▶ **EXERCISE DESCRIPTION**
Go through the lines below and copy each one that holds the string "خدمت".

────────────────────

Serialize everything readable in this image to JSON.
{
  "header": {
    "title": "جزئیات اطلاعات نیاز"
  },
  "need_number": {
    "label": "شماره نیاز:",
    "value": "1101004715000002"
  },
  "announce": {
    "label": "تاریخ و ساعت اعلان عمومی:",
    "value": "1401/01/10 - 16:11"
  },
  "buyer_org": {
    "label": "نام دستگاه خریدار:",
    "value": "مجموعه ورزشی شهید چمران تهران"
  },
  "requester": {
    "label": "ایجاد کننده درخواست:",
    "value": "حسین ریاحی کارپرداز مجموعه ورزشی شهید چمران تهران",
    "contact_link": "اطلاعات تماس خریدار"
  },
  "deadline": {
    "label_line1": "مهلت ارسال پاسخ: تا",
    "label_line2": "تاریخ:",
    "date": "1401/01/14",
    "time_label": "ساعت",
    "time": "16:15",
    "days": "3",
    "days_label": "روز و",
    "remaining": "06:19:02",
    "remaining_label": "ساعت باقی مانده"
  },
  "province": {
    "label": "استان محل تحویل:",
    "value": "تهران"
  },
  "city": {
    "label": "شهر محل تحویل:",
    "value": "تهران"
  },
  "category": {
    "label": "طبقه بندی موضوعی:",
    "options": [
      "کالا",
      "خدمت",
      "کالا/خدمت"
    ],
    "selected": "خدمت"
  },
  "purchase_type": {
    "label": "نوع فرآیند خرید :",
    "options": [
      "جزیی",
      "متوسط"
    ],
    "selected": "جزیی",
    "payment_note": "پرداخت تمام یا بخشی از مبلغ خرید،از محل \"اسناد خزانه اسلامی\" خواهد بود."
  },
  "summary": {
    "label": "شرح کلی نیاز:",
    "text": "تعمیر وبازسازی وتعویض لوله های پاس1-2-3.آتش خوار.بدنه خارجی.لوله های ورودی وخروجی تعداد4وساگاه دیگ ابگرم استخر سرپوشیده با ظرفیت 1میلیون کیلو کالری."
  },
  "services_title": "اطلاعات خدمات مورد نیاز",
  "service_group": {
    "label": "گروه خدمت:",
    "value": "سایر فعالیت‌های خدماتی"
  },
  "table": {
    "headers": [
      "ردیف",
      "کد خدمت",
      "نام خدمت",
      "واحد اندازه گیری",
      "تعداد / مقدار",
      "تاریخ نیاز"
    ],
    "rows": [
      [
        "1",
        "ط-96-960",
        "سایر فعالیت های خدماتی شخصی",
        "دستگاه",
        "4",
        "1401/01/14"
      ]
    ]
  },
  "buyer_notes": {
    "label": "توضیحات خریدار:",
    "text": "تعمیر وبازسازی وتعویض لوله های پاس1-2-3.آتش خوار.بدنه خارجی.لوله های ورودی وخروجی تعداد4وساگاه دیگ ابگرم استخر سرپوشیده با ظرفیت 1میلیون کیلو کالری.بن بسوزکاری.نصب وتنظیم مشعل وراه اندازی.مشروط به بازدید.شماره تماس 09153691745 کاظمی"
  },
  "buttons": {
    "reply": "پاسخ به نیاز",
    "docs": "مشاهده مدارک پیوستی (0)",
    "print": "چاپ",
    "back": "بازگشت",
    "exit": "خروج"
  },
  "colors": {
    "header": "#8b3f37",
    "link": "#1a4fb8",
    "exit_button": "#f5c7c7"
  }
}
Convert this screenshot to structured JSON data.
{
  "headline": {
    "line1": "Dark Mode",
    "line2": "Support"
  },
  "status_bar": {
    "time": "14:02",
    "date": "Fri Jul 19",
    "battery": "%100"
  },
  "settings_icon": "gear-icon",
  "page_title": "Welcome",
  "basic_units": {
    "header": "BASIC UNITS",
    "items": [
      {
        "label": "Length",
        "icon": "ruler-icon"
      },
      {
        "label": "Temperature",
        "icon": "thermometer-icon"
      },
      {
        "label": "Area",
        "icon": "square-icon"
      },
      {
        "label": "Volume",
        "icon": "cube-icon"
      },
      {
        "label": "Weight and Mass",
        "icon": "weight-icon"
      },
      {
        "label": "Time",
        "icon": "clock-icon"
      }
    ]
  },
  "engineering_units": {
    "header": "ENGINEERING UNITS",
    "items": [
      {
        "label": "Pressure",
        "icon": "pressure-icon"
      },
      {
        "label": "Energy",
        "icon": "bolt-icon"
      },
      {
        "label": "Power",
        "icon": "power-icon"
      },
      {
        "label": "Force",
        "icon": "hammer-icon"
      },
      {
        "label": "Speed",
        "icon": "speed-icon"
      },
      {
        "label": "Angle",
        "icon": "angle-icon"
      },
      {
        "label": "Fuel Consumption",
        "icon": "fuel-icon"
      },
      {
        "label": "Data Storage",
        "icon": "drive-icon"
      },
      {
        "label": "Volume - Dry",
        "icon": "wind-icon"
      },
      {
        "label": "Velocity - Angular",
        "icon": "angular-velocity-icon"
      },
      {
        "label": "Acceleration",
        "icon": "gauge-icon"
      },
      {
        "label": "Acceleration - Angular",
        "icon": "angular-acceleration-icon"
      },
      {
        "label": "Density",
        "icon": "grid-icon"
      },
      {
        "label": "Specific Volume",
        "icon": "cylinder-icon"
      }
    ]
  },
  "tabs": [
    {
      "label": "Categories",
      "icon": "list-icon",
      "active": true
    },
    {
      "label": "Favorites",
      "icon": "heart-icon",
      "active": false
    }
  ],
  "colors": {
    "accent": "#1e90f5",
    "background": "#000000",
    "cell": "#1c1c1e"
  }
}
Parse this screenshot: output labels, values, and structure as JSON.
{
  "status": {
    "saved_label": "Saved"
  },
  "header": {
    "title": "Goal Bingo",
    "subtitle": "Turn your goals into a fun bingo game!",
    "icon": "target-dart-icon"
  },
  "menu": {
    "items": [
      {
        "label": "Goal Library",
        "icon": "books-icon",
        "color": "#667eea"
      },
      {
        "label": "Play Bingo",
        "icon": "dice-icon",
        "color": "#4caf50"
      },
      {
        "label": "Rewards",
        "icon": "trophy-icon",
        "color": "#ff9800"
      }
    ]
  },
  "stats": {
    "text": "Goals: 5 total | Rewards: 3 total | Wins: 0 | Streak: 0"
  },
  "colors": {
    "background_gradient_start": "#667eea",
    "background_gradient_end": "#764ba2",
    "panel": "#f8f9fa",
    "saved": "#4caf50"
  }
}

────────────────────

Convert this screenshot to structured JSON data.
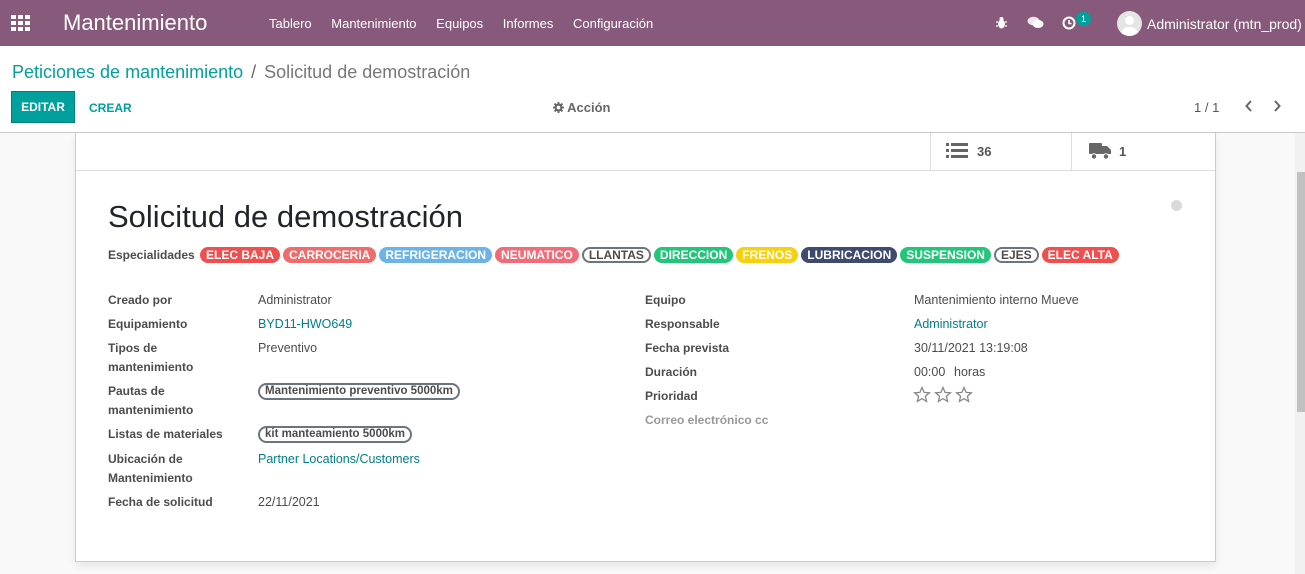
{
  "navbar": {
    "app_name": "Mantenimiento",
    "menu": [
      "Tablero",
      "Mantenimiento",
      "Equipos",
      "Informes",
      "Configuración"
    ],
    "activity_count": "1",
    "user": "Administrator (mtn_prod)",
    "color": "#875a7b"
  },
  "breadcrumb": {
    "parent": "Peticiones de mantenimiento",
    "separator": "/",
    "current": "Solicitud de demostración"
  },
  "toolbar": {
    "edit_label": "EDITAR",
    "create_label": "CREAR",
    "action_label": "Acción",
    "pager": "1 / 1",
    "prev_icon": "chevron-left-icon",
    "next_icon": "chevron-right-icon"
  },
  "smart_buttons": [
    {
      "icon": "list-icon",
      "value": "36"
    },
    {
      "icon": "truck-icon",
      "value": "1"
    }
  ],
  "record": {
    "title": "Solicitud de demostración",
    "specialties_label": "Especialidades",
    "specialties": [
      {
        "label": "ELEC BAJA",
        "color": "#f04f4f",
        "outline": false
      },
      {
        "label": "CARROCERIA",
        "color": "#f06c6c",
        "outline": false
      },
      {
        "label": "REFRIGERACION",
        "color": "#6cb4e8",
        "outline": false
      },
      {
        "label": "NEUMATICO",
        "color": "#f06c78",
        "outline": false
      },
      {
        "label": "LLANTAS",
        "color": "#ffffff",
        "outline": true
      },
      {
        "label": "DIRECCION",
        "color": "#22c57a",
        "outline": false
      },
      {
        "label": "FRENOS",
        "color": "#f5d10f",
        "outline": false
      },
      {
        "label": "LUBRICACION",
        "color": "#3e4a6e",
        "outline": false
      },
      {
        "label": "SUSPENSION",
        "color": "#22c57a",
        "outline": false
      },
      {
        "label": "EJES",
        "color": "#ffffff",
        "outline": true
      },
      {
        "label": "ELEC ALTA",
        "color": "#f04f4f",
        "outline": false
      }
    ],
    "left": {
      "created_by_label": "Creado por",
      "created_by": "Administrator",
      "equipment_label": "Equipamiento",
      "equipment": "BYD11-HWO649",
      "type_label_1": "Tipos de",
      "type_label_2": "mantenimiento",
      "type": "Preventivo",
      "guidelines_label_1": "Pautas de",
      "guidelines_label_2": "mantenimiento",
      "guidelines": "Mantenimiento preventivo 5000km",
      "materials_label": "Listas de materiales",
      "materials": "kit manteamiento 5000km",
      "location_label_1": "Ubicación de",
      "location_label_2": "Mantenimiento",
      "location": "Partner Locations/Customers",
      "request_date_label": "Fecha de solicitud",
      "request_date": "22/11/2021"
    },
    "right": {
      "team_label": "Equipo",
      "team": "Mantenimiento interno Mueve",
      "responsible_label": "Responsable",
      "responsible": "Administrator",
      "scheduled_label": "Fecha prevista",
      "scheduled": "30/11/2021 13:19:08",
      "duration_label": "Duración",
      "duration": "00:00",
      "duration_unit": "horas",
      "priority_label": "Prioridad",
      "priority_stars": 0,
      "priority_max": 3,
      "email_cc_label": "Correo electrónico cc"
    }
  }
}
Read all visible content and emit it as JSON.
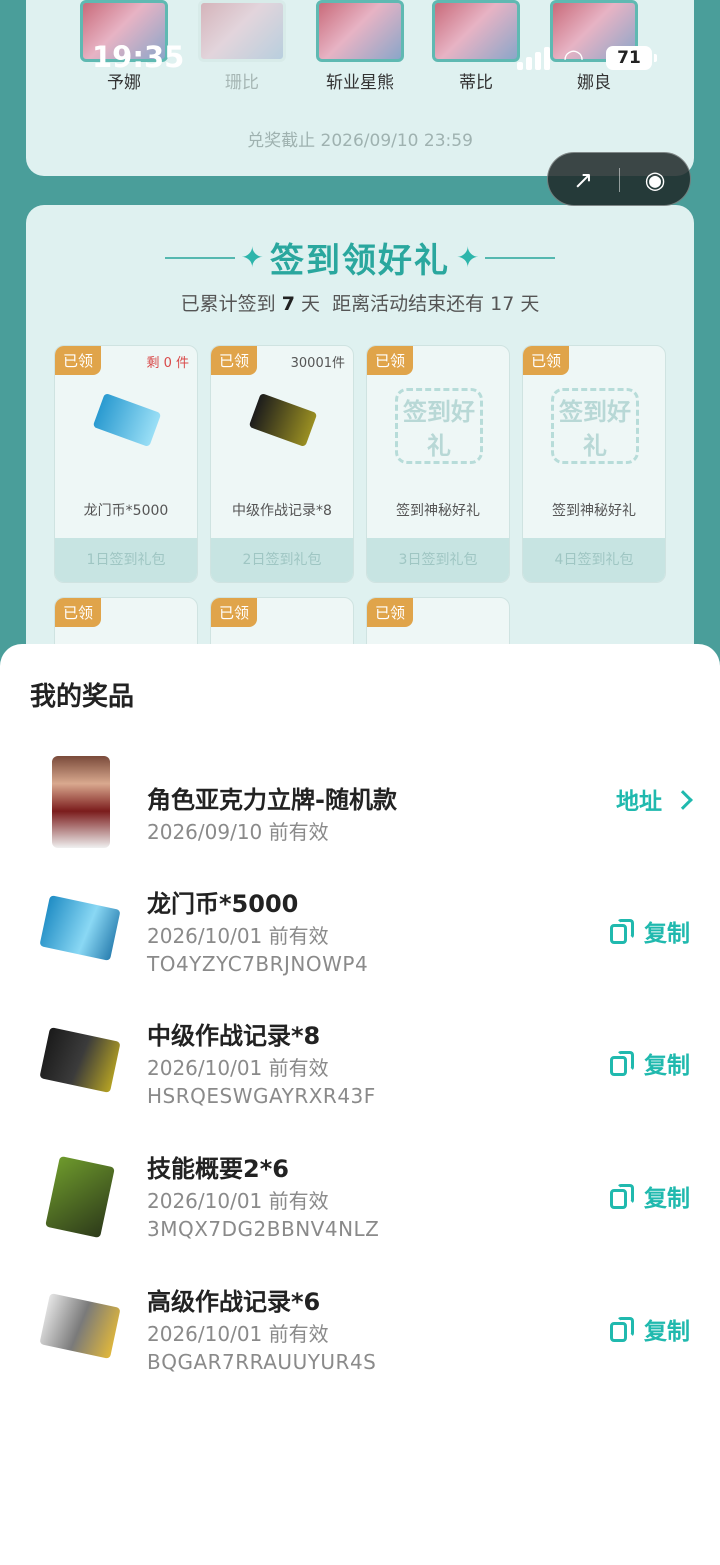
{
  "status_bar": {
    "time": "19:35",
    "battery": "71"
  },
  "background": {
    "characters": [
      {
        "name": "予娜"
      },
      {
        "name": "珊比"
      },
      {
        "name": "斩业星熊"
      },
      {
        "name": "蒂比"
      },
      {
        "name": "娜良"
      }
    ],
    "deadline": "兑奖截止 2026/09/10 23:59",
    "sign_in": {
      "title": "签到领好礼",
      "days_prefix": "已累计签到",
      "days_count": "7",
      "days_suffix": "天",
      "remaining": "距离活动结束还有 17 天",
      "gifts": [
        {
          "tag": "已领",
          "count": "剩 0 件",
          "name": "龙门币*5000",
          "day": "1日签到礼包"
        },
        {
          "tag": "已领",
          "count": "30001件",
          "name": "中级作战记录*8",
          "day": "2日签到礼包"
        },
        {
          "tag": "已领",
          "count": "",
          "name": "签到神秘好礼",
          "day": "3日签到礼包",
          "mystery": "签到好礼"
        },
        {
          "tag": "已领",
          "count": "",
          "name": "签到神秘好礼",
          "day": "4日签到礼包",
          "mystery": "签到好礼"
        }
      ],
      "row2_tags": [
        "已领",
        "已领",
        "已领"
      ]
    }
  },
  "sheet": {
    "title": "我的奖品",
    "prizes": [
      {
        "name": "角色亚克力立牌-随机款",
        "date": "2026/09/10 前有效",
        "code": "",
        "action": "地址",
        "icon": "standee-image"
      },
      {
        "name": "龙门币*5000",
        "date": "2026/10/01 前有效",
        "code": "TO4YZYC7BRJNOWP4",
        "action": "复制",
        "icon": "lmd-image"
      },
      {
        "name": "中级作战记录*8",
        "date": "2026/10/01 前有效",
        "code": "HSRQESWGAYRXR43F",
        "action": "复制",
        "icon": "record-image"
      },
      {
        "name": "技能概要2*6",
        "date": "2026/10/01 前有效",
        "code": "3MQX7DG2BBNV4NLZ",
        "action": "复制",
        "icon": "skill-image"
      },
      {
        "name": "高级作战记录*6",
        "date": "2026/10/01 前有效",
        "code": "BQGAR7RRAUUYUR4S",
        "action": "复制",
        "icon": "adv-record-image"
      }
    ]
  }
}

────────────────────

▶ **CORRECT RESPONSE**
      "خدمت",
      "کالا/خدمت"
    "selected": "خدمت"
    "label": "گروه خدمت:",
      "کد خدمت",
      "نام خدمت",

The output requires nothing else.